_RECORDS SUPPLIED_
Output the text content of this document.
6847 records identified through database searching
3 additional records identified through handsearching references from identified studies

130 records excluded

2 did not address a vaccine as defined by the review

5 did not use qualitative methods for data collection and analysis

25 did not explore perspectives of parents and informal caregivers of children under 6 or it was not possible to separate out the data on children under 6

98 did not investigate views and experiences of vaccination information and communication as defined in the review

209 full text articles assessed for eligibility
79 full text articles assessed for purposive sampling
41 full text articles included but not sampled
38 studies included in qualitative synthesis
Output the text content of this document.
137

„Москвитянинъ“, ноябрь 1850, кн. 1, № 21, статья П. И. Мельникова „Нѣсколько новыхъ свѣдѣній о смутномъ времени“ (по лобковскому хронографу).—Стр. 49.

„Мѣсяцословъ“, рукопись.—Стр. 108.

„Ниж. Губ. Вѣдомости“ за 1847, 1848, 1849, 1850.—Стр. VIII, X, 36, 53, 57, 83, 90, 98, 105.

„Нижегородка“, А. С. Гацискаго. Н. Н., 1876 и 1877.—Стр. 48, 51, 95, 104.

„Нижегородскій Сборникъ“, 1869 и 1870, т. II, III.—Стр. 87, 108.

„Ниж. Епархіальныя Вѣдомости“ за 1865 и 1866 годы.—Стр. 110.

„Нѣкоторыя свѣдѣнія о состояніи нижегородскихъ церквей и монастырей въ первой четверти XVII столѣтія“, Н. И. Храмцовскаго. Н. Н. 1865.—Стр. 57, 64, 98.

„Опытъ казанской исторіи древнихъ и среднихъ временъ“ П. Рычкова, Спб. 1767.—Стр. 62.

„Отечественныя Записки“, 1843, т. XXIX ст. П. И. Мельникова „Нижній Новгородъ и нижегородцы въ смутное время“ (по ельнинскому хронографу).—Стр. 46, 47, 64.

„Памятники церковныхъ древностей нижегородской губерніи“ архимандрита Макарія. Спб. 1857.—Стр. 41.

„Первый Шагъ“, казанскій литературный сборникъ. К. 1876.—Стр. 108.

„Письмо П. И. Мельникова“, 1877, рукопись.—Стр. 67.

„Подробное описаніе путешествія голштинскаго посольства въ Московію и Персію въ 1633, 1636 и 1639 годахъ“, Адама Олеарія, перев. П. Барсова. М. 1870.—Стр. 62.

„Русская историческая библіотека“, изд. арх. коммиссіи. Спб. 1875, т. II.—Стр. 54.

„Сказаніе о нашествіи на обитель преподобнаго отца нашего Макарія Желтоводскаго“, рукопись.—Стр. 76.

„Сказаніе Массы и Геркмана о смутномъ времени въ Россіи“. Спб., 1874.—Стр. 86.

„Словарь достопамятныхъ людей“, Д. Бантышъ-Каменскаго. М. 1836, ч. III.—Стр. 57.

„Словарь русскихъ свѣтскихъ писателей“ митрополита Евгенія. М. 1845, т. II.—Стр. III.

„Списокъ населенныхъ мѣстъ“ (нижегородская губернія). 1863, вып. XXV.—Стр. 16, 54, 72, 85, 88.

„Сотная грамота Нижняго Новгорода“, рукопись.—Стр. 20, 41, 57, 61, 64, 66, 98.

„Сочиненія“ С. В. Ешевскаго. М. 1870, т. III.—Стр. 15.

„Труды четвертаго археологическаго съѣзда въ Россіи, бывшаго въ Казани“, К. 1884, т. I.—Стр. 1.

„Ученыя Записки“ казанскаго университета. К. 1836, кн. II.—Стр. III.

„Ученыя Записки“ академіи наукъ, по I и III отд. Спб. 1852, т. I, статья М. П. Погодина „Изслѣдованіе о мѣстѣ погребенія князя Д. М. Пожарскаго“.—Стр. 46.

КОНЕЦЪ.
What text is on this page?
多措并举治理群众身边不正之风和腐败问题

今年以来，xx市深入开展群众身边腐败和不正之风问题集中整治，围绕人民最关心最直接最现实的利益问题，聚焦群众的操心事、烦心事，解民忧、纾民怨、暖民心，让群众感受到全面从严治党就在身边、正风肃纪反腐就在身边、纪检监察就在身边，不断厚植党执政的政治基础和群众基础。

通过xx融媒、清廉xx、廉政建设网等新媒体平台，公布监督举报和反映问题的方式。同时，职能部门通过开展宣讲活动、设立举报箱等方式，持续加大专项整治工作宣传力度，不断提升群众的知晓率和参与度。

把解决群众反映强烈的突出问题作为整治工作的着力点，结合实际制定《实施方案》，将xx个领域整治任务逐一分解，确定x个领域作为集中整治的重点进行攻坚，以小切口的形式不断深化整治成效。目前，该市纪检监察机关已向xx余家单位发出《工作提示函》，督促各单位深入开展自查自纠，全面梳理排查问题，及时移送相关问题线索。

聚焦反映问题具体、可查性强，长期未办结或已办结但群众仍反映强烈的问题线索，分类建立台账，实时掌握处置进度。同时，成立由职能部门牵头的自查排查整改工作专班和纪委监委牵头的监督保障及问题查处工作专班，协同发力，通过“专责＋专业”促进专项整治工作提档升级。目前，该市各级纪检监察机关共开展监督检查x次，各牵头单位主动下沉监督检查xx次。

_EXERCISE GOAL_
Filter the records above and return every line that holds the word "времени".

_WRITTEN ANSWER_
„Москвитянинъ“, ноябрь 1850, кн. 1, № 21, статья П. И. Мельникова „Нѣсколько новыхъ свѣдѣній о смутномъ времени“ (по лобковскому хронографу).—Стр. 49.
„Сказаніе Массы и Геркмана о смутномъ времени въ Россіи“. Спб., 1874.—Стр. 86.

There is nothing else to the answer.